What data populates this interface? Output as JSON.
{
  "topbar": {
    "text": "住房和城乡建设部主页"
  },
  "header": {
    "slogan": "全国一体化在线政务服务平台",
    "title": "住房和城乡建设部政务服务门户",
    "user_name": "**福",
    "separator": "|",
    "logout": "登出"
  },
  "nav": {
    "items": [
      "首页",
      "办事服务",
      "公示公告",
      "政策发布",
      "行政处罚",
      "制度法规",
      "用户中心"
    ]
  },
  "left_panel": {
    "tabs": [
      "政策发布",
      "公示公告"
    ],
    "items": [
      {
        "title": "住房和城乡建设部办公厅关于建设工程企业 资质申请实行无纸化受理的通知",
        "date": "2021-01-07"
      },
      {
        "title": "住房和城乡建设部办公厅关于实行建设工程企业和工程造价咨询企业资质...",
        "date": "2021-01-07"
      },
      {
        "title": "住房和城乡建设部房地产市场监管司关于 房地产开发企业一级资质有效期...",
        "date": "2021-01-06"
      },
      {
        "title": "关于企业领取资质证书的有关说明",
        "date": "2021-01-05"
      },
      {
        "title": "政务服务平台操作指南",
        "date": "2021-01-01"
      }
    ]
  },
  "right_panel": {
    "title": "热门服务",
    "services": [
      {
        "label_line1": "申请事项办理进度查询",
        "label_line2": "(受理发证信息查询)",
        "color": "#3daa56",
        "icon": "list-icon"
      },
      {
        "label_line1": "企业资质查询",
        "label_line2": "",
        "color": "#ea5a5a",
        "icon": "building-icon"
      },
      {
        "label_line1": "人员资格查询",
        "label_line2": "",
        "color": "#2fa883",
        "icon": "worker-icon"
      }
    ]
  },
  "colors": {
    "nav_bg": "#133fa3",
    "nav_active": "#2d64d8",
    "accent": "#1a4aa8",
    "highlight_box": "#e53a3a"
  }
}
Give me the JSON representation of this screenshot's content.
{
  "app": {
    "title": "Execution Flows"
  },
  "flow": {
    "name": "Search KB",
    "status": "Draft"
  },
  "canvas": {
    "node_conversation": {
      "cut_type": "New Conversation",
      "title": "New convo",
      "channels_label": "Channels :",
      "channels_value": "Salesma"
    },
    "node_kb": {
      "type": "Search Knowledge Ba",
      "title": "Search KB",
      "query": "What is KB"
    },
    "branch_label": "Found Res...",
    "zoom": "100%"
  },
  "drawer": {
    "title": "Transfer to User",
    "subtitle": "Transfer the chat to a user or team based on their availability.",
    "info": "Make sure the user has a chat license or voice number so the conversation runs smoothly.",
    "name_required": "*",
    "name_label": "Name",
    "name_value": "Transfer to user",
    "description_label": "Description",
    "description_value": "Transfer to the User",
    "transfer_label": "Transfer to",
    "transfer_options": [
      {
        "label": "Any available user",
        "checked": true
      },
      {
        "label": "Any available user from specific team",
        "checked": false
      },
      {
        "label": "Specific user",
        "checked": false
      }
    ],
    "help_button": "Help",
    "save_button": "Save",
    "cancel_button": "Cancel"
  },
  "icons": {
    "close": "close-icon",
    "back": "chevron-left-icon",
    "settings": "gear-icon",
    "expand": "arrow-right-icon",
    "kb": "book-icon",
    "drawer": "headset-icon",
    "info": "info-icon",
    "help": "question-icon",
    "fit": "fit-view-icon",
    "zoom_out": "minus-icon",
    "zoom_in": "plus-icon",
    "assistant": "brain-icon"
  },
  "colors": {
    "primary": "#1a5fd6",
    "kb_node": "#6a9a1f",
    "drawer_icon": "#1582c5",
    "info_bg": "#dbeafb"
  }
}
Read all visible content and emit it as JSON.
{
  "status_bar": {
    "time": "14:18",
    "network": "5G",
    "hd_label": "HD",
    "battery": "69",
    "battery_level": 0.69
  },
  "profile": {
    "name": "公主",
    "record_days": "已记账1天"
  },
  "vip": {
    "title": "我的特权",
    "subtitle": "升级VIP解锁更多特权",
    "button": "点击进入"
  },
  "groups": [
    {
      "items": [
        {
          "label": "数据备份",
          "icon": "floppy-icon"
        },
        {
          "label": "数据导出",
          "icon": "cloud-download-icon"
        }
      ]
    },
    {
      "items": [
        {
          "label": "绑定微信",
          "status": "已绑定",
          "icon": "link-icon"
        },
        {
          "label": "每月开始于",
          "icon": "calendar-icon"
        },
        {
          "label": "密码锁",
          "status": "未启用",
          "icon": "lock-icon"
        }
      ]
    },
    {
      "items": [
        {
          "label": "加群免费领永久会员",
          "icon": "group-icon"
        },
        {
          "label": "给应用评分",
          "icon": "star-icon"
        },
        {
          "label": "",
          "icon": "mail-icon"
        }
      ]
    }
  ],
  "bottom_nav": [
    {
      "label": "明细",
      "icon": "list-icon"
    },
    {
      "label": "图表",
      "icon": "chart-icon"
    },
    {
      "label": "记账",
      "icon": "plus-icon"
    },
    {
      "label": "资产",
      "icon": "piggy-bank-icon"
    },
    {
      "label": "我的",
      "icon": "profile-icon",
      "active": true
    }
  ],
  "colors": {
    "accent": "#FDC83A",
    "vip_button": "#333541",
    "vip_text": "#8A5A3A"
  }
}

________

How many of the lines above include the word "date"? Respond with the number alone.

▶ FULL RESPONSE: 5